Required work →
1. In the Loki article, what does Loki index in place of the log content itself?
2. Summarize the Loki article in two sentences.
3. Continue the Loki article from the point where it stops.

Document passage →
________
Loki: Log Aggregation for People Who Can't Afford Splunk

Grep-able logs from every box, indexed by labels instead of by every word

There are two kinds of homelabber: the ones who SSH into each box and run journalctl when something breaks, and the ones who got tired of doing that around the fourth machine. I crossed that line a while ago. Once you have a handful of hosts and a stack of Docker containers, “which log, on which box, from which container?” becomes a small archaeological dig every single time, usually conducted in a hurry while something is on fire.

The grown-up answer to this is log aggregation: ship every log line to one place, and search them all at once. The grown-up price for that has historically been Splunk, which is superb and costs roughly the GDP of a small island once your volume gets serious. Loki, from the Grafana people, is the answer for the rest of us.

Advertisement

The reason traditional log systems are expensive is that they index everything. Every word in every line gets put into a full-text index so you can search for it later, and that index is enormous — often bigger than the logs themselves. It’s powerful and it’s why your wallet hurts.

Loki does something deliberately different and a bit cheeky: it doesn’t index the log content at all. It only indexes a small set of labels — things like which host, which container, which job — exactly the way Prometheus indexes metrics. The actual log text is just compressed and dumped into chunks of object storage. When you search, you first narrow down by labels to a small set of streams, then Loki brute-force greps through only those chunks.

The trade-off is explicit: cheap storage and cheap ingestion, in exchange for searches that are fast if you label well and slow if you ask it to grep across everything. For a homelab, where “everything” is modest, this is a brilliant bargain.

A Loki setup has three moving parts, and it helps to name them:

  • Loki itself — the server that stores chunks and answers queries.
  • Promtail (or, increasingly, the Grafana Alloy agent) — the thing that runs on each host, tails log files, attaches labels, and ships lines to Loki.
  • Grafana — the same Grafana you already run for metrics, which gets a “Logs” view and a query language called LogQL.

That last point is the killer feature: logs and metrics live in the same Grafana, so you can spot a spike on a graph and pivot straight to the log lines from that exact minute. No context switch, no second tool.

Loki ships sensible single-binary defaults now, so you don’t need to understand its internal microservices. Here’s a compose file that runs Loki and a Promtail that scrapes Docker container logs:

services:
  loki:
    image: grafana/loki:latest
    command: -config.file=/etc/loki/config.yml
    volumes:
      - ./loki-config.yml:/etc/loki/config.yml
      - loki_data:/loki
    ports:
      - "3100:3100"
________
Records with labeled boxes →

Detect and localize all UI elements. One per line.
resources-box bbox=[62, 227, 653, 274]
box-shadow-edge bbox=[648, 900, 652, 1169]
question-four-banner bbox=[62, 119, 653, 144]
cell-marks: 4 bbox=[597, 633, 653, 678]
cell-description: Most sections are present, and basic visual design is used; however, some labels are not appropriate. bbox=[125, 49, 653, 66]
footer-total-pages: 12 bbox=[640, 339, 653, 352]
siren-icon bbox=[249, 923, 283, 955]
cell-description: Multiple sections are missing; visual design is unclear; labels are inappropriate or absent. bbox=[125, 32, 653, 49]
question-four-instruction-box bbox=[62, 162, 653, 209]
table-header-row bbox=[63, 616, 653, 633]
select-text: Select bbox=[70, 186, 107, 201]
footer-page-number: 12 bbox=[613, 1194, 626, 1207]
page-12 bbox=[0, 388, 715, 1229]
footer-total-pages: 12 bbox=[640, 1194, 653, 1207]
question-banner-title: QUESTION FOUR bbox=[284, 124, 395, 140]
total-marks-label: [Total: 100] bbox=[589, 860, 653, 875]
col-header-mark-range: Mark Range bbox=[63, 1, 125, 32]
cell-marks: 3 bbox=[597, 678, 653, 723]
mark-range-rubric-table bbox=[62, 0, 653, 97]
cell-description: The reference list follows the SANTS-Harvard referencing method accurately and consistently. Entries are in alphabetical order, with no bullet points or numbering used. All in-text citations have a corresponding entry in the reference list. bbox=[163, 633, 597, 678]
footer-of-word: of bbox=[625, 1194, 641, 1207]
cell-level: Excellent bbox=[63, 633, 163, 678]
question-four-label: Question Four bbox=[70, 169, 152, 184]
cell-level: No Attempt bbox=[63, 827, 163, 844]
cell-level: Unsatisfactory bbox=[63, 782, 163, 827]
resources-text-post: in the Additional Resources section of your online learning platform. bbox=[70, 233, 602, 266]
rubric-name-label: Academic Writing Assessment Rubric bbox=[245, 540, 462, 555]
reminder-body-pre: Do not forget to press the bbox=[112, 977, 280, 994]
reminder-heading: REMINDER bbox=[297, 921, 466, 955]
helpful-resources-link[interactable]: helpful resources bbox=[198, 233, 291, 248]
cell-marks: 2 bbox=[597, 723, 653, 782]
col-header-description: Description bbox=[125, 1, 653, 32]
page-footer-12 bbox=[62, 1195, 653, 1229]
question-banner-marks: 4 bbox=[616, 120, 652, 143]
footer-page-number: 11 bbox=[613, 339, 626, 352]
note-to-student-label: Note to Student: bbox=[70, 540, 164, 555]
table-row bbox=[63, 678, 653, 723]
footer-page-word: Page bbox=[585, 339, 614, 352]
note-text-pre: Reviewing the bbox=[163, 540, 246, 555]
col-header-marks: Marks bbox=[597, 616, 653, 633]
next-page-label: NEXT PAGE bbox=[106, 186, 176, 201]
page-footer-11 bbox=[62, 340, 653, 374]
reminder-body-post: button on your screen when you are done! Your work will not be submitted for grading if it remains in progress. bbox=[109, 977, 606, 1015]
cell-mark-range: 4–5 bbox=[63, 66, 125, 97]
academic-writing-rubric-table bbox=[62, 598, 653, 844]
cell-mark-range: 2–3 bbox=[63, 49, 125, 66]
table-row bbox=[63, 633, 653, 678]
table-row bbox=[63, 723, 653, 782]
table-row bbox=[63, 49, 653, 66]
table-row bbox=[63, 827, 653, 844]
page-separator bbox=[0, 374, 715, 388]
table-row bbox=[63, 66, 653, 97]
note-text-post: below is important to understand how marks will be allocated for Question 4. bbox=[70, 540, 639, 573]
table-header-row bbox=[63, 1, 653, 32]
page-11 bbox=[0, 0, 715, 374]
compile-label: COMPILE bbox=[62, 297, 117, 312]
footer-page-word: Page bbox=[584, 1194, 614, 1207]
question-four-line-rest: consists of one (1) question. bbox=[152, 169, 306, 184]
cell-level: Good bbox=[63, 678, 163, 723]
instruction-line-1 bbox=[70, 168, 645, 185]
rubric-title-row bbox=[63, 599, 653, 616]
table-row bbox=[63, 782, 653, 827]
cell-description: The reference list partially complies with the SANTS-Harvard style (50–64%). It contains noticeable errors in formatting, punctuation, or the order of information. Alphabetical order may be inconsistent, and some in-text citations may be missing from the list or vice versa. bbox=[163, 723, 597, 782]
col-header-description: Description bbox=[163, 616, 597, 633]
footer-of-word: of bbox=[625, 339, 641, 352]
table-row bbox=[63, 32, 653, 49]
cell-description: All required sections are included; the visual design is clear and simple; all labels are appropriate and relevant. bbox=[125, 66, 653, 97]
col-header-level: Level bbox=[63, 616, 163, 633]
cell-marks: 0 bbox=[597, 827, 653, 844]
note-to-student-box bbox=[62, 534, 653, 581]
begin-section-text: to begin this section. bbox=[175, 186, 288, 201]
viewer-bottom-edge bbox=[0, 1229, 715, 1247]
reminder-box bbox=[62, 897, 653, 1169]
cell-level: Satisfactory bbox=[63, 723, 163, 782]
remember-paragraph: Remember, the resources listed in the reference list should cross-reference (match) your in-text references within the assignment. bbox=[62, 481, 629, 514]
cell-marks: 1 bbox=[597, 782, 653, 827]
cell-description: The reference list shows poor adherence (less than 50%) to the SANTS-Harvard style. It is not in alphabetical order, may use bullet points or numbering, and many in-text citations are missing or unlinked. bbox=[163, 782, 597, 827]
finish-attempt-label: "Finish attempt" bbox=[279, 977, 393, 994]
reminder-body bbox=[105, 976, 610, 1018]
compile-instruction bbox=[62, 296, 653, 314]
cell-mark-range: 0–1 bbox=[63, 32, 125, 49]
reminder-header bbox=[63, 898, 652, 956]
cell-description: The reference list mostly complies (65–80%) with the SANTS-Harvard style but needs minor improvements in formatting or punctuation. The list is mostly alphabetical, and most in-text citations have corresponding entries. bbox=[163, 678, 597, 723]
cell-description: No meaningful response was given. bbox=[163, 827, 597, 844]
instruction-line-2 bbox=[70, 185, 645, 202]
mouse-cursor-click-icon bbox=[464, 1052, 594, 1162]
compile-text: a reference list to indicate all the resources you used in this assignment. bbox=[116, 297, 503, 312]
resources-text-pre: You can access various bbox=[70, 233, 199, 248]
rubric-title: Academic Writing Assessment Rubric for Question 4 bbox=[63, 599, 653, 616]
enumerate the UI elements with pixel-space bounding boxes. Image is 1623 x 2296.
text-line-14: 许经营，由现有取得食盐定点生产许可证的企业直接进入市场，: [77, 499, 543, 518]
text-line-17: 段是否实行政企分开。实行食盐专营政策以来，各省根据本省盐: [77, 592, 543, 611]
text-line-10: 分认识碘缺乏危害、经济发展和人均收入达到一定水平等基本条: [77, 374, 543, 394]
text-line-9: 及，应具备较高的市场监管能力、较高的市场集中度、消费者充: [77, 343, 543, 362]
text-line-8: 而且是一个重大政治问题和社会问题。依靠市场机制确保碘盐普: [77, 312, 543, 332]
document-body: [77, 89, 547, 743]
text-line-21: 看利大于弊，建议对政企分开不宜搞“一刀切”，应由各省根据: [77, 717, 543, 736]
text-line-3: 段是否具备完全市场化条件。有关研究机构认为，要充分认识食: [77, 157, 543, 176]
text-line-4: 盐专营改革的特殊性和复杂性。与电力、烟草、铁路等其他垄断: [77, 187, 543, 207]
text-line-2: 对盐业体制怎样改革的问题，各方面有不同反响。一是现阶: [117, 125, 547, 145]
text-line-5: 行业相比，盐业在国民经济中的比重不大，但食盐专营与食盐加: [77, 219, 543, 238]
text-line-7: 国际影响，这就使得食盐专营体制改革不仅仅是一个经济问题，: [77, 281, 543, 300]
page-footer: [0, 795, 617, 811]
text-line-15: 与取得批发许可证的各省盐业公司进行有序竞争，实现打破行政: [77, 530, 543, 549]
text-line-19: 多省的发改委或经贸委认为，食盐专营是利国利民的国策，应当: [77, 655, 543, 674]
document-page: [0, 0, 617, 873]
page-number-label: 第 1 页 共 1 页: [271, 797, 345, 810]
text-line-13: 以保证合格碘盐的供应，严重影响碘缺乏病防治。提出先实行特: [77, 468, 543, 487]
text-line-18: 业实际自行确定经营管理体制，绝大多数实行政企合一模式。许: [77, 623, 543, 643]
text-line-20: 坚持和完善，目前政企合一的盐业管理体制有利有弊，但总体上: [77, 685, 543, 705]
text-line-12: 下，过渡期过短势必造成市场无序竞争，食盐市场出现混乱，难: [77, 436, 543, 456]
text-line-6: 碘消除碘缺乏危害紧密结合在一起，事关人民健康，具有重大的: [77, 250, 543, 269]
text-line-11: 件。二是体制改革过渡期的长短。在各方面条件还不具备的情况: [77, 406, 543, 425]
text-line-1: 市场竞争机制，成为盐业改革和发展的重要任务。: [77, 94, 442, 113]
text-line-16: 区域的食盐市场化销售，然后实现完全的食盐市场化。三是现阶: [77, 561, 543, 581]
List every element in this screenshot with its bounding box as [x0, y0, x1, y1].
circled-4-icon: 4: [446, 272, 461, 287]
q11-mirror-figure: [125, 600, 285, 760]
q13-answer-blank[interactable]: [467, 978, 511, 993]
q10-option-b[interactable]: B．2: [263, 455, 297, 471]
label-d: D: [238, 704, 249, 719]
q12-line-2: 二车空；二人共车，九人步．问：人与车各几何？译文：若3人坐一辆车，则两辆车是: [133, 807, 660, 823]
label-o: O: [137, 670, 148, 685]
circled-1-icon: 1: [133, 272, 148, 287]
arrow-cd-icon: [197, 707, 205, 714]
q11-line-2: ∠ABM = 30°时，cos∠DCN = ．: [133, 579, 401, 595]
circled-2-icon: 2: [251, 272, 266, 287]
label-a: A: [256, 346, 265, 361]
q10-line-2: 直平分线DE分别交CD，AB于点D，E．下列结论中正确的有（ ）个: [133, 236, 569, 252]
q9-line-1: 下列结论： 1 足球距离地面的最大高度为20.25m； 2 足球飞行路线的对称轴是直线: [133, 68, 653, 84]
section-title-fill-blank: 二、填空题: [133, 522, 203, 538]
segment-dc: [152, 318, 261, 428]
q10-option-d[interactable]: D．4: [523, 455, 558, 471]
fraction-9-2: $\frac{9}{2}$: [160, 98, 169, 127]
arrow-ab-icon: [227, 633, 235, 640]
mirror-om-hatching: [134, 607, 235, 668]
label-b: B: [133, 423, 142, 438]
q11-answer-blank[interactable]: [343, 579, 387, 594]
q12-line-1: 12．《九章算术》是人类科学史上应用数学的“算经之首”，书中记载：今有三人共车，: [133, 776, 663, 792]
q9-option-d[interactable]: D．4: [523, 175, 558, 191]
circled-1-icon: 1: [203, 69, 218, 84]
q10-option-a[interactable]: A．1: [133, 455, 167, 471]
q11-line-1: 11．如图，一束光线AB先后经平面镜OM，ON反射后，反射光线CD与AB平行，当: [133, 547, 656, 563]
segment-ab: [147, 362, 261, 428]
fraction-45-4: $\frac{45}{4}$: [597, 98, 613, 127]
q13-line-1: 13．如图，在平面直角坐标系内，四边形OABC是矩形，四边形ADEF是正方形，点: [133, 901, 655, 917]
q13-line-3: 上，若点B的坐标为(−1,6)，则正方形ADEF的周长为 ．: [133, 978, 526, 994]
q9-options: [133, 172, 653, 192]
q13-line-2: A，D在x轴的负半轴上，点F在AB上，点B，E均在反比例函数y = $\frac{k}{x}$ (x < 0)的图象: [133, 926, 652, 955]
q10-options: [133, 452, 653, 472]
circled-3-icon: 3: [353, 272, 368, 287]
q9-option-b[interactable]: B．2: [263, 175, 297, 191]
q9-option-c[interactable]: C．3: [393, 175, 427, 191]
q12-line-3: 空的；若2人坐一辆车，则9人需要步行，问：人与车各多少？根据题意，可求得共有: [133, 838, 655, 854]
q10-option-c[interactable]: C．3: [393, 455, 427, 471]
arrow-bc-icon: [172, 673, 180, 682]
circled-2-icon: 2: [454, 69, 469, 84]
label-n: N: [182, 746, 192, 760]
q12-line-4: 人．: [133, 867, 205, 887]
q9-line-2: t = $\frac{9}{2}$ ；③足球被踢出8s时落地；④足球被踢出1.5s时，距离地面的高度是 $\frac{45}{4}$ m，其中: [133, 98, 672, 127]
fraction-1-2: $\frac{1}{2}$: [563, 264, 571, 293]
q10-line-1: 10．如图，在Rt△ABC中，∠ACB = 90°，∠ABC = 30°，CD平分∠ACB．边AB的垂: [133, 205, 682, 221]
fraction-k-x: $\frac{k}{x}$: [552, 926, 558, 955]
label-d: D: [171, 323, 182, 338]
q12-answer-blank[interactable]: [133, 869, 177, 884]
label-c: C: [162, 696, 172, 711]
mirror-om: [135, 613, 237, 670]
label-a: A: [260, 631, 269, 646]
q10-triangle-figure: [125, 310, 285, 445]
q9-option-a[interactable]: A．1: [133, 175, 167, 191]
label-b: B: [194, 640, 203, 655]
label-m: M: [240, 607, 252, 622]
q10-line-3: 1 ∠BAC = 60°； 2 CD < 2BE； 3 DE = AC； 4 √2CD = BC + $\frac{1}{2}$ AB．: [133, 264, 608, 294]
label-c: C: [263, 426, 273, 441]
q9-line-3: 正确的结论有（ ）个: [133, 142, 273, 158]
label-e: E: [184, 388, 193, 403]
________
Answer list →
1. It indexes only a small set of labels, such as host, container, and job.

2. Loki is a log aggregation tool from the Grafana people that avoids the cost of full-text indexing by indexing only a small set of labels and storing the compressed log text in chunks, which it greps after narrowing a search by labels. A setup has three parts: Loki as the server, Promtail or Grafana Alloy as the agent on each host, and Grafana, where logs and metrics can be viewed side by side.

3.
  promtail:
    image: grafana/promtail:latest
    command: -config.file=/etc/promtail/config.yml
    volumes:
      - ./promtail-config.yml:/etc/promtail/config.yml
      - /var/lib/docker/containers:/var/lib/docker/containers:ro
      - /var/run/docker.sock:/var/run/docker.sock:ro

volumes:
  loki_data:

Promtail’s config is where you decide what labels exist — and this is the part that actually matters, because your labels are your whole search index:

scrape_configs:
  - job_name: docker
    docker_sd_configs:
      - host: unix:///var/run/docker.sock
    relabel_configs:
      - source_labels: ['__meta_docker_container_name']
        target_label: 'container'
      - source_labels: ['__meta_docker_container_log_stream']
        target_label: 'stream'

In Grafana you add Loki as a data source and start querying. LogQL looks pleasantly like a hybrid of grep and PromQL. A query to find errors from a specific container in the last hour:

{container="caddy"} |= "error" | json | status >= 500

That {container="caddy"} part picks the stream by label; |= "error" greps; the rest parses JSON and filters. You can even turn logs into metrics on the fly — count_over_time to graph error rates — which is genuinely magic the first time you do it.

The one rule you must internalise: never put high-cardinality values in labels. Putting a user ID, a request ID, or a timestamp into a label will explode the number of streams and bring Loki to its knees — it’s the single most common way people wreck their installation. Labels are for the handful of dimensions you slice by; everything else stays in the log line, where the grep can find it.

Loki is not Splunk, and it’s honest about that. If your daily job is needle-in-a-haystack full-text search across terabytes with no idea which service produced the line, Loki’s brute-force model will feel slow and you’d genuinely be better served by something with a full index. Its query language, while improving, still has rough edges. And early Loki setups had a reputation for fiddly configuration that scared people off — that’s much better now, but the folklore lingers.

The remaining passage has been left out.